Records for this exercise:
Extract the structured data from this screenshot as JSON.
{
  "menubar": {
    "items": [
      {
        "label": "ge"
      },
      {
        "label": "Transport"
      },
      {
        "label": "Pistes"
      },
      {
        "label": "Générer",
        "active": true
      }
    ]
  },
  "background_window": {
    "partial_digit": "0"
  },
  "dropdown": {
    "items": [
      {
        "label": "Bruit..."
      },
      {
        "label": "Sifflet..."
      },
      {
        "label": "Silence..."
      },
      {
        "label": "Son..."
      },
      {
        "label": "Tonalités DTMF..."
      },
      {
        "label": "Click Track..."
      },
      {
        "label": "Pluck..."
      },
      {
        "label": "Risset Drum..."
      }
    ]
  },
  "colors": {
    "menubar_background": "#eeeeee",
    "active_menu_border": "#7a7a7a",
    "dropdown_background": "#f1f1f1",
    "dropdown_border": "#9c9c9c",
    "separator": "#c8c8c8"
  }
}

Aim of the exercise: The records above should be repeated in full, exactly as given.

Task output:
Extract the structured data from this screenshot as JSON.
{
  "menubar": {
    "items": [
      {
        "label": "ge"
      },
      {
        "label": "Transport"
      },
      {
        "label": "Pistes"
      },
      {
        "label": "Générer",
        "active": true
      }
    ]
  },
  "background_window": {
    "partial_digit": "0"
  },
  "dropdown": {
    "items": [
      {
        "label": "Bruit..."
      },
      {
        "label": "Sifflet..."
      },
      {
        "label": "Silence..."
      },
      {
        "label": "Son..."
      },
      {
        "label": "Tonalités DTMF..."
      },
      {
        "label": "Click Track..."
      },
      {
        "label": "Pluck..."
      },
      {
        "label": "Risset Drum..."
      }
    ]
  },
  "colors": {
    "menubar_background": "#eeeeee",
    "active_menu_border": "#7a7a7a",
    "dropdown_background": "#f1f1f1",
    "dropdown_border": "#9c9c9c",
    "separator": "#c8c8c8"
  }
}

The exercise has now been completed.